Your task:
From the entries below, copy every line that holds the word "hhhh".

++++

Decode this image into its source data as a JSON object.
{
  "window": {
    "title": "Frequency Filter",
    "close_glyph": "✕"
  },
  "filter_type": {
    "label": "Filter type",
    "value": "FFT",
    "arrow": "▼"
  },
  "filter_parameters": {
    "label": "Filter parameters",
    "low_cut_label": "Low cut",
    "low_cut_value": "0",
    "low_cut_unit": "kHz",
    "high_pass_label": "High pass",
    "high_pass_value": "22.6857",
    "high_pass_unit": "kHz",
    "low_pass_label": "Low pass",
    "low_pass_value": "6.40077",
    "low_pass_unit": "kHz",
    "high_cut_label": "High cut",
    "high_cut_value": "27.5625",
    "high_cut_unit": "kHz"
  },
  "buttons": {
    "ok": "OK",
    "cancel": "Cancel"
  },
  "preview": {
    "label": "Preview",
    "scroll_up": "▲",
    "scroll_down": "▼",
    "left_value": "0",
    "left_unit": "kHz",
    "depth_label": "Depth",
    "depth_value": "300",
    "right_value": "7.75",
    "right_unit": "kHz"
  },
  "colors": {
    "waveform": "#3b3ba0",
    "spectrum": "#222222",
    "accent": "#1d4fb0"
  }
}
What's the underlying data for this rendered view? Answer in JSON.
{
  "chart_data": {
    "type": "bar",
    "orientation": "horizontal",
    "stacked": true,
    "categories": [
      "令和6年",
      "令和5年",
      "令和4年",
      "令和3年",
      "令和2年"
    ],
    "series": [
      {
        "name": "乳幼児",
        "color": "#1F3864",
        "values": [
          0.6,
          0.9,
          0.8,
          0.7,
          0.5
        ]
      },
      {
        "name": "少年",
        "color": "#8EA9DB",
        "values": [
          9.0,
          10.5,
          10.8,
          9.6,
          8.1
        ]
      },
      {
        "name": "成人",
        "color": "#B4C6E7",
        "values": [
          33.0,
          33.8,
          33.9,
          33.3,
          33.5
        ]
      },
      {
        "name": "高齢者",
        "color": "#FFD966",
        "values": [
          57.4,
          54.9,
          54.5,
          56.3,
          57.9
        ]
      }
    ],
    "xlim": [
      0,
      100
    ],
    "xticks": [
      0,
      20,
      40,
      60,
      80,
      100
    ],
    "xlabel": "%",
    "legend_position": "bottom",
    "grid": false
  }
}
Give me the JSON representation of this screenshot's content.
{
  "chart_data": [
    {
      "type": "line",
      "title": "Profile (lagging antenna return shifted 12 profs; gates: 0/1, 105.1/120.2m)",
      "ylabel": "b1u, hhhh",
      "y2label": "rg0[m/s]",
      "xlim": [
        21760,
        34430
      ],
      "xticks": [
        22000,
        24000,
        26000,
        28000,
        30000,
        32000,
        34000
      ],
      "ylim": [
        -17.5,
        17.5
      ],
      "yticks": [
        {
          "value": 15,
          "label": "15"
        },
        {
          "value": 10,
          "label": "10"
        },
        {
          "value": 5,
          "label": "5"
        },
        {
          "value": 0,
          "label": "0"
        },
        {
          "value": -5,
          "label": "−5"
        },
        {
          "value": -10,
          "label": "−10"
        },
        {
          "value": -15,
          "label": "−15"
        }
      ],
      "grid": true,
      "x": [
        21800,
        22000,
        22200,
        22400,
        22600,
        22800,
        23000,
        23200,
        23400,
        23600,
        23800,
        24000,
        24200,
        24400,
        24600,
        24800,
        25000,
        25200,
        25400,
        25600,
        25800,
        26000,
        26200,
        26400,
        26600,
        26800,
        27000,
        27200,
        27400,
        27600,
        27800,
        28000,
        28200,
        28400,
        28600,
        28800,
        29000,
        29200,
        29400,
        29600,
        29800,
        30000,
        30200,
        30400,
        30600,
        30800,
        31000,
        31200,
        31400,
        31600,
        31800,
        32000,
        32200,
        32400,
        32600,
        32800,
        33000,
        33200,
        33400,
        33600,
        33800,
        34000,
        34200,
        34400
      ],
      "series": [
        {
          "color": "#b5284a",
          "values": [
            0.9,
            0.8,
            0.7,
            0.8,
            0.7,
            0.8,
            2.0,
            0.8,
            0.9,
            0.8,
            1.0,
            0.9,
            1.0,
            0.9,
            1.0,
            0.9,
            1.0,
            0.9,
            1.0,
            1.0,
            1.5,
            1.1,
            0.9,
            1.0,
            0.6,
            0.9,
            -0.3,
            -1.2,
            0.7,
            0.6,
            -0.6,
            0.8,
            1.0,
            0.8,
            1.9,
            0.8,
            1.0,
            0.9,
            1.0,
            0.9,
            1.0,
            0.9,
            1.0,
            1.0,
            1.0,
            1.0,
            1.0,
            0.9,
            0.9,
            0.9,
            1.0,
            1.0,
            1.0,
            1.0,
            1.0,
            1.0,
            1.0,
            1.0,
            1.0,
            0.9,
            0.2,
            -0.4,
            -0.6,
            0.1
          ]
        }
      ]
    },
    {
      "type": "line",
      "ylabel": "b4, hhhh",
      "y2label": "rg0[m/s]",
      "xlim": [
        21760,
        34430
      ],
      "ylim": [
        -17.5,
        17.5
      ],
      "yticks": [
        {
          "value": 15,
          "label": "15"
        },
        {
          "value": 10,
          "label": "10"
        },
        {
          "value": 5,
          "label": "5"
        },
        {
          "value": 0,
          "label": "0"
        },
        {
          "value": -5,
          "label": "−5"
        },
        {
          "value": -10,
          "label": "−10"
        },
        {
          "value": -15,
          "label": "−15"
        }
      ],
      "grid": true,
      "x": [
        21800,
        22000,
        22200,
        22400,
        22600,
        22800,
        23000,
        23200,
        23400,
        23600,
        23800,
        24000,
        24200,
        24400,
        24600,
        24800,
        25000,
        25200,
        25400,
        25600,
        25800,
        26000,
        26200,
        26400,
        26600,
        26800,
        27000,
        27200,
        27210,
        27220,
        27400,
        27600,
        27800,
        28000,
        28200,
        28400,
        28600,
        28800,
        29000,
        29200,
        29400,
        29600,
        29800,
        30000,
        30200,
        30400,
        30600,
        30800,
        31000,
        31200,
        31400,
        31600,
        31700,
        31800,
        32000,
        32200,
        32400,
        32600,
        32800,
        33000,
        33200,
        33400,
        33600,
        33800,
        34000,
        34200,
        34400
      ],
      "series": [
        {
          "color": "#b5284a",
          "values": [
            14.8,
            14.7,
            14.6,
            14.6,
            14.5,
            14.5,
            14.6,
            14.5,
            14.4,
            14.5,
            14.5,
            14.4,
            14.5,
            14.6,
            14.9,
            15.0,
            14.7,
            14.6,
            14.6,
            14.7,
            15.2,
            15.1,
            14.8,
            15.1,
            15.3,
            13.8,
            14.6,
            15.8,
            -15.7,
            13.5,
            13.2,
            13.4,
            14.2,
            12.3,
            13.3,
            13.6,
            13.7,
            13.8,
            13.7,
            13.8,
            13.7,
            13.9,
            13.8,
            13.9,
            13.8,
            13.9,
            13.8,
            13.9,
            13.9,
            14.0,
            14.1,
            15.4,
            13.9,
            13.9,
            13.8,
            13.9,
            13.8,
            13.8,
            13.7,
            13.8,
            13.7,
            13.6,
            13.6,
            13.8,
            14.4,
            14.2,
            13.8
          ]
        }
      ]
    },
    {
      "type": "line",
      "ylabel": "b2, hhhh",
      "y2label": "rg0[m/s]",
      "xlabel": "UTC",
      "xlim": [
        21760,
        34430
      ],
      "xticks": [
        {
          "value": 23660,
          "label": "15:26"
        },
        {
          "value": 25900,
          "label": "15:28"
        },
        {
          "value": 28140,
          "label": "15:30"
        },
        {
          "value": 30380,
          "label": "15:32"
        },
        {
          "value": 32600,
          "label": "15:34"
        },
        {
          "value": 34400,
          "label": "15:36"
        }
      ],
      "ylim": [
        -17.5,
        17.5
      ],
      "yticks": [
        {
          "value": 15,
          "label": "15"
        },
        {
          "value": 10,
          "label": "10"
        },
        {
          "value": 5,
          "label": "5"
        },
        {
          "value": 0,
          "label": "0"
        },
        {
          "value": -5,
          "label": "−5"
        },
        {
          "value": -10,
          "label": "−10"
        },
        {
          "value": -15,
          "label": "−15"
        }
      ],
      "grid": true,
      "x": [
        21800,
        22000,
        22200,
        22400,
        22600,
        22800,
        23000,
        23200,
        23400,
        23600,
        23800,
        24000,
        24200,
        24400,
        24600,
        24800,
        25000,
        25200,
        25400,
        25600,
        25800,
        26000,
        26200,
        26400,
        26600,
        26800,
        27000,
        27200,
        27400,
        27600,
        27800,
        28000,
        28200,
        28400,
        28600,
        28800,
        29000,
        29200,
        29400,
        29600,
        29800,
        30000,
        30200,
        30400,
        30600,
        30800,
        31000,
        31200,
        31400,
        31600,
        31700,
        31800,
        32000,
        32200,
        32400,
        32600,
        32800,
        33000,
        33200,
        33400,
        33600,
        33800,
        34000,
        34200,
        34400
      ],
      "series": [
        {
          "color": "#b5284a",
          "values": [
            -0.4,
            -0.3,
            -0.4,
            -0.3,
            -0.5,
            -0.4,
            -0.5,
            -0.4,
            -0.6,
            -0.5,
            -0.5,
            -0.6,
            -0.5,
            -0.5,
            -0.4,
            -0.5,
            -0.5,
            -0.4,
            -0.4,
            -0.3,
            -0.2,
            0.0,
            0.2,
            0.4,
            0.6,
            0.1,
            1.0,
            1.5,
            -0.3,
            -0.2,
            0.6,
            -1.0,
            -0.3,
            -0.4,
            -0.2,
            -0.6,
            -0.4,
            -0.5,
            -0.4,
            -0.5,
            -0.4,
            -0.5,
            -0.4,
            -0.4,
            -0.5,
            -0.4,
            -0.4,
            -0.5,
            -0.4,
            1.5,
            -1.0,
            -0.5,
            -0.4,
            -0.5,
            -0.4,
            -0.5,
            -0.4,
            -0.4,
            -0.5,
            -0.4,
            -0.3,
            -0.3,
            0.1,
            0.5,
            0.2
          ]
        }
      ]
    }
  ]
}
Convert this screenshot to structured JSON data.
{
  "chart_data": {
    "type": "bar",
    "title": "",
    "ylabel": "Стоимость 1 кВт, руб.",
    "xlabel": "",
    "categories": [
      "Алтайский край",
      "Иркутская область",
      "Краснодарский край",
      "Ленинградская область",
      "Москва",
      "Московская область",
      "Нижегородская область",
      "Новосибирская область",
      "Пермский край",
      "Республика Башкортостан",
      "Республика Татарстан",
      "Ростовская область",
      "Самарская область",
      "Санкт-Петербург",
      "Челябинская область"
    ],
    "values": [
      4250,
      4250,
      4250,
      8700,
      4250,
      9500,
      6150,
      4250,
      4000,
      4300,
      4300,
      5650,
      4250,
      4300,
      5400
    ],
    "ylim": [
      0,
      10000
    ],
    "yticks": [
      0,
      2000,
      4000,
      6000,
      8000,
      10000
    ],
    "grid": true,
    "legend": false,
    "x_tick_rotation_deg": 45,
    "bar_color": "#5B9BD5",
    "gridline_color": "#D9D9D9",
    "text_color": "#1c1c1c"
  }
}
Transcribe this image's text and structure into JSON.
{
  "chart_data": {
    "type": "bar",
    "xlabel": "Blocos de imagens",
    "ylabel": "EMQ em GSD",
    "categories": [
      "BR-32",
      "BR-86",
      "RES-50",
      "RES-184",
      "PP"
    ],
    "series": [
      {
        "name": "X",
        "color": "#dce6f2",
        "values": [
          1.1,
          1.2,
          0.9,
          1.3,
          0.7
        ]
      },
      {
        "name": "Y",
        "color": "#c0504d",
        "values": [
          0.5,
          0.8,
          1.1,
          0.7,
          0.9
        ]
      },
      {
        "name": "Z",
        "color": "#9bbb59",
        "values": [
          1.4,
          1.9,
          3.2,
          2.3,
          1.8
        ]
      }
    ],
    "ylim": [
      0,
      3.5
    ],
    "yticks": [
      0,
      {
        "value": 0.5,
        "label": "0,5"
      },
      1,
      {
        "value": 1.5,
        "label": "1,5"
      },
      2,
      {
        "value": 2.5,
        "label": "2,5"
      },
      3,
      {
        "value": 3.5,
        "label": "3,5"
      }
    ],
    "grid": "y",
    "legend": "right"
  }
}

++++

Answer for this exercise:
      "ylabel": "b1u, hhhh",
      "ylabel": "b4, hhhh",
      "ylabel": "b2, hhhh",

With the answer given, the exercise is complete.